_Excerpted data_
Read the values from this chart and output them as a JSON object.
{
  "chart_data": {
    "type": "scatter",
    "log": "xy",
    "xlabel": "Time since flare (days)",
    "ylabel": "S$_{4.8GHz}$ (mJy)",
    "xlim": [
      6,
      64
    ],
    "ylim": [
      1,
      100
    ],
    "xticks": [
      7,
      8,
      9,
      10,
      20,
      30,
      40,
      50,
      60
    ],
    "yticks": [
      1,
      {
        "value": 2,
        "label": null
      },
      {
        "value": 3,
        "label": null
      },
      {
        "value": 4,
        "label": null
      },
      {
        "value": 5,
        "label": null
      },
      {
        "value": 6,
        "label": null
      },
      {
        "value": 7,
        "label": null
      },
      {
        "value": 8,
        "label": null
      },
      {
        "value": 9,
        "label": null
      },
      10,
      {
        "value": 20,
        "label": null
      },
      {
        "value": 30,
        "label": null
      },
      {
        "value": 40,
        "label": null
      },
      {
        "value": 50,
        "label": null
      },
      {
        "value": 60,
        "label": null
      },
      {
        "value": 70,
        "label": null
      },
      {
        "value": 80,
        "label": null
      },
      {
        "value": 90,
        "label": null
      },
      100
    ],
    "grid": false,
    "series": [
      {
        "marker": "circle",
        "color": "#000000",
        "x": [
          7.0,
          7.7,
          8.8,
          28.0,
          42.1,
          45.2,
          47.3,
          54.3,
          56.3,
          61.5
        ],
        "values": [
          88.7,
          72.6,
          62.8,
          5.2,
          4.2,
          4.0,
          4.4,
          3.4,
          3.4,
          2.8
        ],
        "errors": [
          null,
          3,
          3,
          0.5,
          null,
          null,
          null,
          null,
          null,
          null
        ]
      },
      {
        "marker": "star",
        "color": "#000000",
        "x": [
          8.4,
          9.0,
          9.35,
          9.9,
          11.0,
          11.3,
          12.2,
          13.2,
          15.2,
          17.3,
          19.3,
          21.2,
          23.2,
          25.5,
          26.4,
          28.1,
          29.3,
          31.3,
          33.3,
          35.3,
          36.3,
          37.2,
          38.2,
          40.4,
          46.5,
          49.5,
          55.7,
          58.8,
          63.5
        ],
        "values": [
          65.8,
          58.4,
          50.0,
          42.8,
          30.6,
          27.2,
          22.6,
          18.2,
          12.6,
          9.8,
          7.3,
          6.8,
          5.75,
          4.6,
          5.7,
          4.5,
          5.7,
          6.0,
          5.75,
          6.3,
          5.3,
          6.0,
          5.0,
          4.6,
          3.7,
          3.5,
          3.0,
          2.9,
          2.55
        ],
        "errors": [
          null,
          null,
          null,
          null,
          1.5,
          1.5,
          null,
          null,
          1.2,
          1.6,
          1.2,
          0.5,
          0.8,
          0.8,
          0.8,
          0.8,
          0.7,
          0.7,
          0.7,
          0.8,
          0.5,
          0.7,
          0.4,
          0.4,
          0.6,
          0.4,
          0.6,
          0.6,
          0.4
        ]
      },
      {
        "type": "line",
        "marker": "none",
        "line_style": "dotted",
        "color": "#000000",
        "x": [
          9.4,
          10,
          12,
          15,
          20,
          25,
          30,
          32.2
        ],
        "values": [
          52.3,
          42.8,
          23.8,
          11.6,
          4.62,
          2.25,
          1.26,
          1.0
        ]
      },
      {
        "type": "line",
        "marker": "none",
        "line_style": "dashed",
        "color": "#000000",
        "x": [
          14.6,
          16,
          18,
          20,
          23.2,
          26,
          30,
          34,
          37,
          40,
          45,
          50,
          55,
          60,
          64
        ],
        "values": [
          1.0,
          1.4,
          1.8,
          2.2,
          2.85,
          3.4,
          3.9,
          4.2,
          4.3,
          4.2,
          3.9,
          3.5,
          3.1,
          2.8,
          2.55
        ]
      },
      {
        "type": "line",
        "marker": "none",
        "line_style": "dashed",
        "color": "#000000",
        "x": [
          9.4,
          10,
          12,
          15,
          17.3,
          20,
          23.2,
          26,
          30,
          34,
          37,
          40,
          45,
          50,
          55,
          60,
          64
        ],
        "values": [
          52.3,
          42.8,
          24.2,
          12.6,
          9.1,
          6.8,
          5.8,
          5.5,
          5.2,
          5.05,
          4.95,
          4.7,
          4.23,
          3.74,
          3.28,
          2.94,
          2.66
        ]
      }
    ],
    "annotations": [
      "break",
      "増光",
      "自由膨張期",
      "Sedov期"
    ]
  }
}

_Problem statement_
Send back all of the entries exactly, with nothing missing.

_Correct output_
Read the values from this chart and output them as a JSON object.
{
  "chart_data": {
    "type": "scatter",
    "log": "xy",
    "xlabel": "Time since flare (days)",
    "ylabel": "S$_{4.8GHz}$ (mJy)",
    "xlim": [
      6,
      64
    ],
    "ylim": [
      1,
      100
    ],
    "xticks": [
      7,
      8,
      9,
      10,
      20,
      30,
      40,
      50,
      60
    ],
    "yticks": [
      1,
      {
        "value": 2,
        "label": null
      },
      {
        "value": 3,
        "label": null
      },
      {
        "value": 4,
        "label": null
      },
      {
        "value": 5,
        "label": null
      },
      {
        "value": 6,
        "label": null
      },
      {
        "value": 7,
        "label": null
      },
      {
        "value": 8,
        "label": null
      },
      {
        "value": 9,
        "label": null
      },
      10,
      {
        "value": 20,
        "label": null
      },
      {
        "value": 30,
        "label": null
      },
      {
        "value": 40,
        "label": null
      },
      {
        "value": 50,
        "label": null
      },
      {
        "value": 60,
        "label": null
      },
      {
        "value": 70,
        "label": null
      },
      {
        "value": 80,
        "label": null
      },
      {
        "value": 90,
        "label": null
      },
      100
    ],
    "grid": false,
    "series": [
      {
        "marker": "circle",
        "color": "#000000",
        "x": [
          7.0,
          7.7,
          8.8,
          28.0,
          42.1,
          45.2,
          47.3,
          54.3,
          56.3,
          61.5
        ],
        "values": [
          88.7,
          72.6,
          62.8,
          5.2,
          4.2,
          4.0,
          4.4,
          3.4,
          3.4,
          2.8
        ],
        "errors": [
          null,
          3,
          3,
          0.5,
          null,
          null,
          null,
          null,
          null,
          null
        ]
      },
      {
        "marker": "star",
        "color": "#000000",
        "x": [
          8.4,
          9.0,
          9.35,
          9.9,
          11.0,
          11.3,
          12.2,
          13.2,
          15.2,
          17.3,
          19.3,
          21.2,
          23.2,
          25.5,
          26.4,
          28.1,
          29.3,
          31.3,
          33.3,
          35.3,
          36.3,
          37.2,
          38.2,
          40.4,
          46.5,
          49.5,
          55.7,
          58.8,
          63.5
        ],
        "values": [
          65.8,
          58.4,
          50.0,
          42.8,
          30.6,
          27.2,
          22.6,
          18.2,
          12.6,
          9.8,
          7.3,
          6.8,
          5.75,
          4.6,
          5.7,
          4.5,
          5.7,
          6.0,
          5.75,
          6.3,
          5.3,
          6.0,
          5.0,
          4.6,
          3.7,
          3.5,
          3.0,
          2.9,
          2.55
        ],
        "errors": [
          null,
          null,
          null,
          null,
          1.5,
          1.5,
          null,
          null,
          1.2,
          1.6,
          1.2,
          0.5,
          0.8,
          0.8,
          0.8,
          0.8,
          0.7,
          0.7,
          0.7,
          0.8,
          0.5,
          0.7,
          0.4,
          0.4,
          0.6,
          0.4,
          0.6,
          0.6,
          0.4
        ]
      },
      {
        "type": "line",
        "marker": "none",
        "line_style": "dotted",
        "color": "#000000",
        "x": [
          9.4,
          10,
          12,
          15,
          20,
          25,
          30,
          32.2
        ],
        "values": [
          52.3,
          42.8,
          23.8,
          11.6,
          4.62,
          2.25,
          1.26,
          1.0
        ]
      },
      {
        "type": "line",
        "marker": "none",
        "line_style": "dashed",
        "color": "#000000",
        "x": [
          14.6,
          16,
          18,
          20,
          23.2,
          26,
          30,
          34,
          37,
          40,
          45,
          50,
          55,
          60,
          64
        ],
        "values": [
          1.0,
          1.4,
          1.8,
          2.2,
          2.85,
          3.4,
          3.9,
          4.2,
          4.3,
          4.2,
          3.9,
          3.5,
          3.1,
          2.8,
          2.55
        ]
      },
      {
        "type": "line",
        "marker": "none",
        "line_style": "dashed",
        "color": "#000000",
        "x": [
          9.4,
          10,
          12,
          15,
          17.3,
          20,
          23.2,
          26,
          30,
          34,
          37,
          40,
          45,
          50,
          55,
          60,
          64
        ],
        "values": [
          52.3,
          42.8,
          24.2,
          12.6,
          9.1,
          6.8,
          5.8,
          5.5,
          5.2,
          5.05,
          4.95,
          4.7,
          4.23,
          3.74,
          3.28,
          2.94,
          2.66
        ]
      }
    ],
    "annotations": [
      "break",
      "増光",
      "自由膨張期",
      "Sedov期"
    ]
  }
}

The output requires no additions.